▶ REQUIRED WORK:
Check each line of the material below, and copy it if it holds the string "استان".

-- Start of GIVEN INFORMATION --

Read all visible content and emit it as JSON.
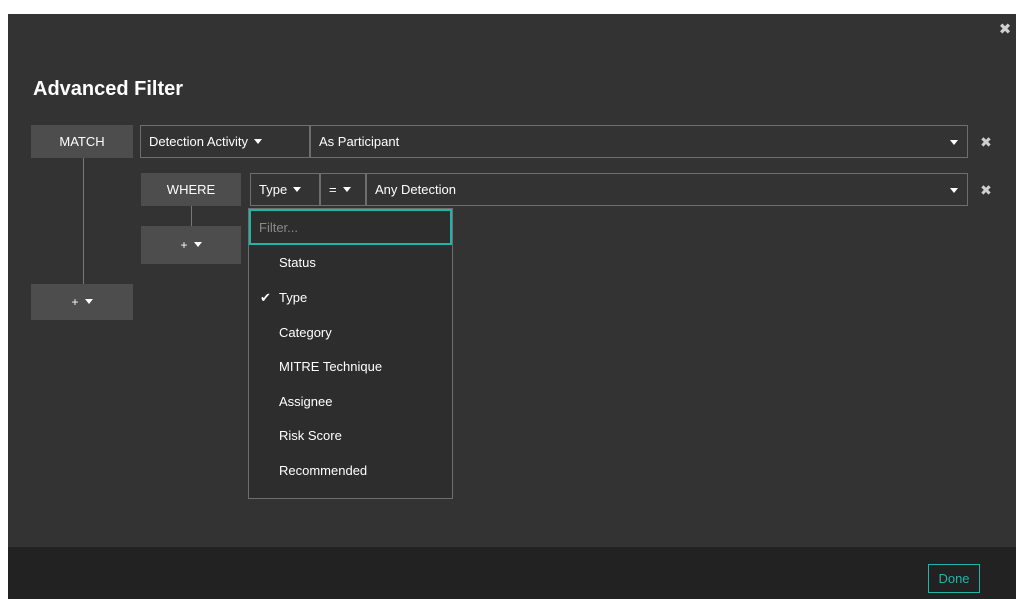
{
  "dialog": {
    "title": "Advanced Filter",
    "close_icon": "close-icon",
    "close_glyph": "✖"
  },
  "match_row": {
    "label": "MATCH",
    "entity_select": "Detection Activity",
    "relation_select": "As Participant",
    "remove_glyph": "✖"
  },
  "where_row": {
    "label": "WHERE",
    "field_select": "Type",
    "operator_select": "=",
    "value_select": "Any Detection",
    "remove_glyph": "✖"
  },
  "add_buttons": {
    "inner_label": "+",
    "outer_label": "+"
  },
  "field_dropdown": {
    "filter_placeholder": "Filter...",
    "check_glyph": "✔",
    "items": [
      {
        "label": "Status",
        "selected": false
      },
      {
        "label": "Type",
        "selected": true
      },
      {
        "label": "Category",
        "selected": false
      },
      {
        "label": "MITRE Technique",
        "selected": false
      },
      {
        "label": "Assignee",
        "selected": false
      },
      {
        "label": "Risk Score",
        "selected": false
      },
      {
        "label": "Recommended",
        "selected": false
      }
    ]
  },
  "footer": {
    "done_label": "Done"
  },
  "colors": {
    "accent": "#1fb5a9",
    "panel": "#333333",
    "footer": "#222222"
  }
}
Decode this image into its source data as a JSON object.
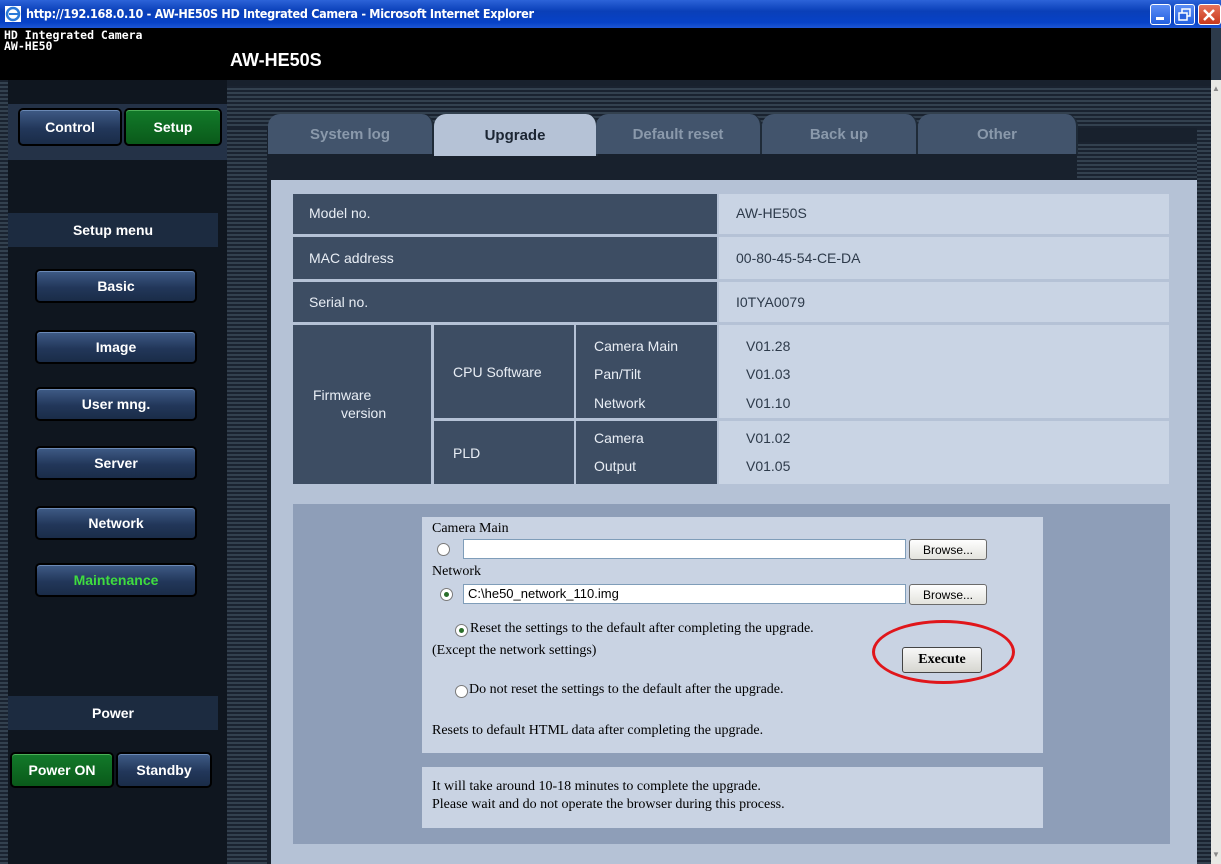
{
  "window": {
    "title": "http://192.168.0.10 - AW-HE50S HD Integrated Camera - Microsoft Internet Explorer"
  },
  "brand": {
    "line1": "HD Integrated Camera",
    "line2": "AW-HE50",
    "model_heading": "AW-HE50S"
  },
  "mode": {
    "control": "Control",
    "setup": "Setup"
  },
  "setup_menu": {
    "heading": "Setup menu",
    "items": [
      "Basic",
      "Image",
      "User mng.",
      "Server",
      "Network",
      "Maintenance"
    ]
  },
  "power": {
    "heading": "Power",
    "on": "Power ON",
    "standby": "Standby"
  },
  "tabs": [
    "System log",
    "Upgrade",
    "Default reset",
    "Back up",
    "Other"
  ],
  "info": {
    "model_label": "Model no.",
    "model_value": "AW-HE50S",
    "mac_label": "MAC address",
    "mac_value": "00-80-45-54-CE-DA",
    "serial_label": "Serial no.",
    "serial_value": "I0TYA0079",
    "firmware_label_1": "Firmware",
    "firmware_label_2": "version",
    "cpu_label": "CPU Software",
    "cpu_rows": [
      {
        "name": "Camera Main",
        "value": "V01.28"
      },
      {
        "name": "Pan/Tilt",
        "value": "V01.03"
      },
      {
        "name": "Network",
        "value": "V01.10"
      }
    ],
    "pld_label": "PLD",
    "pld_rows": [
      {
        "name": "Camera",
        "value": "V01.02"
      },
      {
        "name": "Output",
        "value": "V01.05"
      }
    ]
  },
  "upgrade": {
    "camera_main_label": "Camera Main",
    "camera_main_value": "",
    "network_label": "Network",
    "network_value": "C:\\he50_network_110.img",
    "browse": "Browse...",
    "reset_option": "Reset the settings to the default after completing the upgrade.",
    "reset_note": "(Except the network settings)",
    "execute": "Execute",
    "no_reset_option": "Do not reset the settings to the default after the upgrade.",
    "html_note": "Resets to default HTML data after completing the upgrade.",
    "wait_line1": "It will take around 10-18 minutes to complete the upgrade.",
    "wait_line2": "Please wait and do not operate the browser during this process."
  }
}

-- End of GIVEN INFORMATION --
-- Start of GIVEN INFORMATION --

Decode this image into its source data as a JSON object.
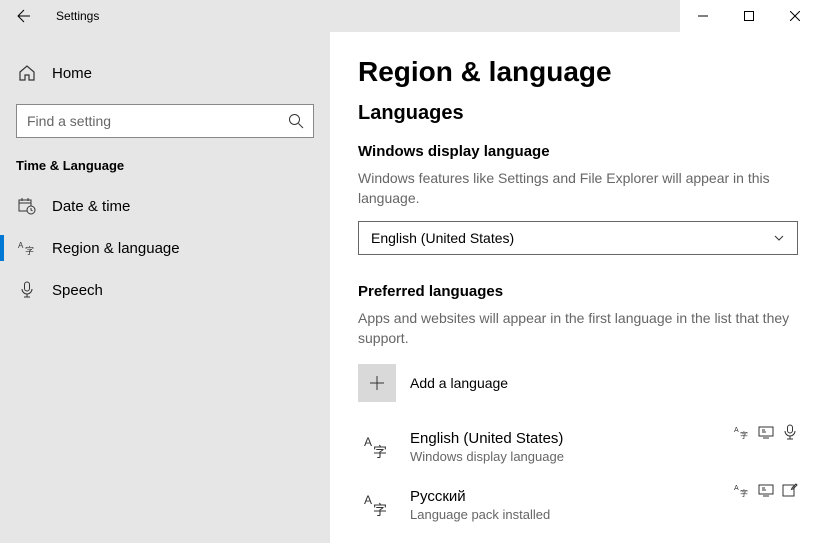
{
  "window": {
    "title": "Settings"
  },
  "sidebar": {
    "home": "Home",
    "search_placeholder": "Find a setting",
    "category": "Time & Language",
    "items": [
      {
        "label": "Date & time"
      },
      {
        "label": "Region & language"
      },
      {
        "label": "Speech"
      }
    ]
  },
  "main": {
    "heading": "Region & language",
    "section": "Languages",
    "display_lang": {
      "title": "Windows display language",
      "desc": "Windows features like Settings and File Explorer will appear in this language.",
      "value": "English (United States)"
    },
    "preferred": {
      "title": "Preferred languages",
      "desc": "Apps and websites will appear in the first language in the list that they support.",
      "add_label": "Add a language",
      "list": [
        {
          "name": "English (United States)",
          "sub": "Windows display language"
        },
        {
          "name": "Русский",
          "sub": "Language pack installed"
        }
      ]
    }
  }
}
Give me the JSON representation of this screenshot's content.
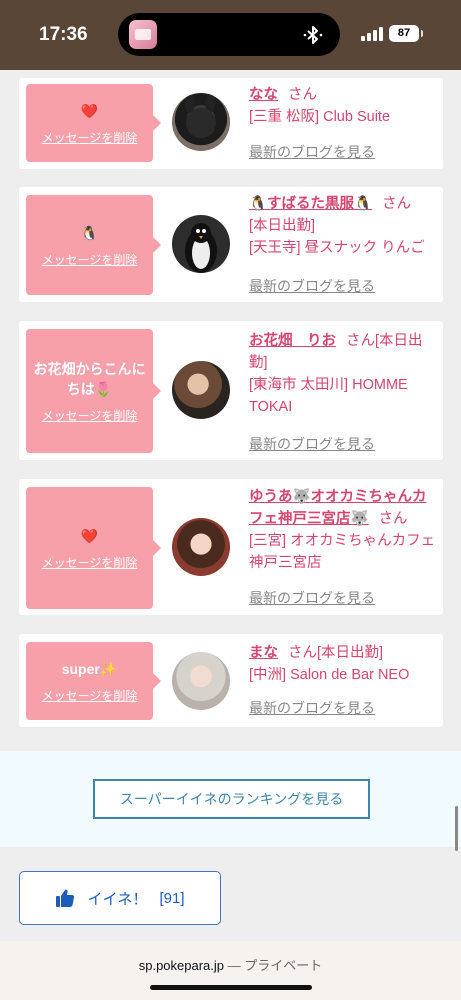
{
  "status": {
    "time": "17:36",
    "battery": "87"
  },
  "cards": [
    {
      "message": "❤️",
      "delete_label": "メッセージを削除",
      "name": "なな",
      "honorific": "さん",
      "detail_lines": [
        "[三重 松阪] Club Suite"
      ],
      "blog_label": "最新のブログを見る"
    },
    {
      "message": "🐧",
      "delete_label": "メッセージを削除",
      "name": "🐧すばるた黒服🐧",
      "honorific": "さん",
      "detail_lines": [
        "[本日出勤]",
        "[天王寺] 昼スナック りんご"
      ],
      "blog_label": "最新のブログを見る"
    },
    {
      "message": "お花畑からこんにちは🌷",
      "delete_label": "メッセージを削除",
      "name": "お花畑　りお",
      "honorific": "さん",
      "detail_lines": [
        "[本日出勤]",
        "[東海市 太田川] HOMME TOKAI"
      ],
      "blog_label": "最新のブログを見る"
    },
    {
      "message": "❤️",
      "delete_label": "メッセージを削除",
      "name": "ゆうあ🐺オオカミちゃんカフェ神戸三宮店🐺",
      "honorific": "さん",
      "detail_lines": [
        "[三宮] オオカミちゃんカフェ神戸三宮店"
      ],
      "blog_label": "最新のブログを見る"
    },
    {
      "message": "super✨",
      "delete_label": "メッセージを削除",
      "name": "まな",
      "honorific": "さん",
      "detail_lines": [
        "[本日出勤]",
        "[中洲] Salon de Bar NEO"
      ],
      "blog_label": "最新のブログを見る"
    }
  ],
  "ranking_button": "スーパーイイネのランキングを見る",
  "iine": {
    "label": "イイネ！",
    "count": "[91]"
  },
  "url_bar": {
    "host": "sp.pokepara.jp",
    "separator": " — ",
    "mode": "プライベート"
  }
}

-- End of GIVEN INFORMATION --
-- Start of GIVEN INFORMATION --

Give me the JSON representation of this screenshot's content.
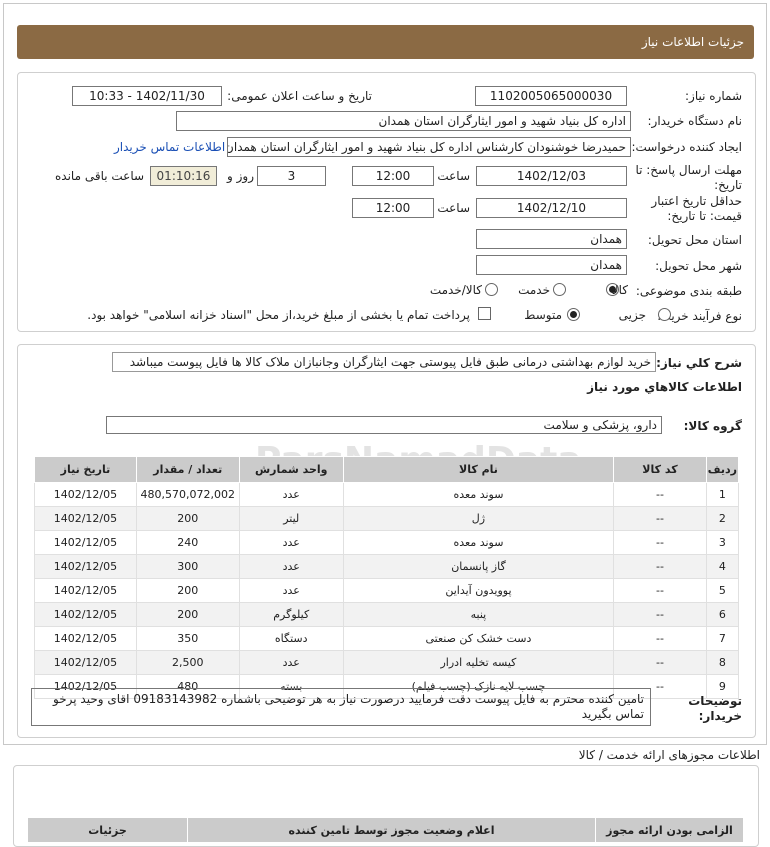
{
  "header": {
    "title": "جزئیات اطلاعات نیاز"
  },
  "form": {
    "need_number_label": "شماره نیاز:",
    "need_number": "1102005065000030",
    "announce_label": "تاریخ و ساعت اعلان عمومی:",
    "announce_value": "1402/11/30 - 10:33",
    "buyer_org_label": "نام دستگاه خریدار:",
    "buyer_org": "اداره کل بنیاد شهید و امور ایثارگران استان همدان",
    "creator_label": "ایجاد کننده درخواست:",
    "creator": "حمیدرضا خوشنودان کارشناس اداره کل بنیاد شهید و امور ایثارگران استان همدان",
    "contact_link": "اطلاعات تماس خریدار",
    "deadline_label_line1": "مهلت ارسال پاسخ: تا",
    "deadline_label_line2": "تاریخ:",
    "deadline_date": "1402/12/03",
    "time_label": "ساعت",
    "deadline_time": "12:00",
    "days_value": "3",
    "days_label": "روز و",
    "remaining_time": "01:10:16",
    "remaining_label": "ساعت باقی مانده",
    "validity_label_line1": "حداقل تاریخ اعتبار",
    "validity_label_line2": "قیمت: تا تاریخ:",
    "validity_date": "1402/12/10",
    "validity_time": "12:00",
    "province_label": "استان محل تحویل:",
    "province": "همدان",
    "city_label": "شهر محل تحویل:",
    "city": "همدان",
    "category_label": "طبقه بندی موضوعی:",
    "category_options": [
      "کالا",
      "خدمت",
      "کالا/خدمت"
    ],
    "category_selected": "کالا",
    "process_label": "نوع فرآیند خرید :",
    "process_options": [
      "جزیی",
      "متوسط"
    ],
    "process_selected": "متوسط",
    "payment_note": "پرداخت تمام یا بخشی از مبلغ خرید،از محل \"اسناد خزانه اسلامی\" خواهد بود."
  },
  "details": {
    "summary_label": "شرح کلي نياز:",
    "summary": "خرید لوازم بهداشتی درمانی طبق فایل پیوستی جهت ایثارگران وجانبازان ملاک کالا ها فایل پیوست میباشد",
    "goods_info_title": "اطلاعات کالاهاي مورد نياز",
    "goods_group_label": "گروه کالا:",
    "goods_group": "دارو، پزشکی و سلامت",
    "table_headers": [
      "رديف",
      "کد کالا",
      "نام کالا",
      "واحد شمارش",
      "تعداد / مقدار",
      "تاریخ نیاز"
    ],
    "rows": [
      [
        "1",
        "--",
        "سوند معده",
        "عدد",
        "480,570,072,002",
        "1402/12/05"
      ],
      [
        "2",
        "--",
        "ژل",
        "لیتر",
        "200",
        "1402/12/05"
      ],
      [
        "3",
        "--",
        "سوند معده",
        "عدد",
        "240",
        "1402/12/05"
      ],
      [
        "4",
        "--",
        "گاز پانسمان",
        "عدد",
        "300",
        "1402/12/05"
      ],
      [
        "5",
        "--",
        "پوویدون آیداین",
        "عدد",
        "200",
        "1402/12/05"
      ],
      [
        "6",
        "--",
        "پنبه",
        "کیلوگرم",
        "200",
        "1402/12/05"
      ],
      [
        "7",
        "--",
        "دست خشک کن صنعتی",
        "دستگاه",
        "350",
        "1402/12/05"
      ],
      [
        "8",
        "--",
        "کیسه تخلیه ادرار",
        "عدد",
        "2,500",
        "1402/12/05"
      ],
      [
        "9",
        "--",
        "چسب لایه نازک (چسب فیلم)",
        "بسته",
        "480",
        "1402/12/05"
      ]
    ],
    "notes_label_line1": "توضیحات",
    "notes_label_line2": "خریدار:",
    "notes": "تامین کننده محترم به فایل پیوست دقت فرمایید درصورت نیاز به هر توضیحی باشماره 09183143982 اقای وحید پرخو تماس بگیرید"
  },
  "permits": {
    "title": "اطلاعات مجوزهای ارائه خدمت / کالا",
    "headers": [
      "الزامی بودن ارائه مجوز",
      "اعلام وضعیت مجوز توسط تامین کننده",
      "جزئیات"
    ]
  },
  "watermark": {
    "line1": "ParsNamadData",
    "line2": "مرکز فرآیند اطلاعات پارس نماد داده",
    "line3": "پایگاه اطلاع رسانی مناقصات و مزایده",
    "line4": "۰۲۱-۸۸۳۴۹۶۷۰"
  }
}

-- End of GIVEN INFORMATION --

▶ IN RESPONSE:
    "buyer_org": "اداره کل بنیاد شهید و امور ایثارگران استان همدان",
    "creator": "حمیدرضا خوشنودان کارشناس اداره کل بنیاد شهید و امور ایثارگران استان همدان",
    "province_label": "استان محل تحویل:",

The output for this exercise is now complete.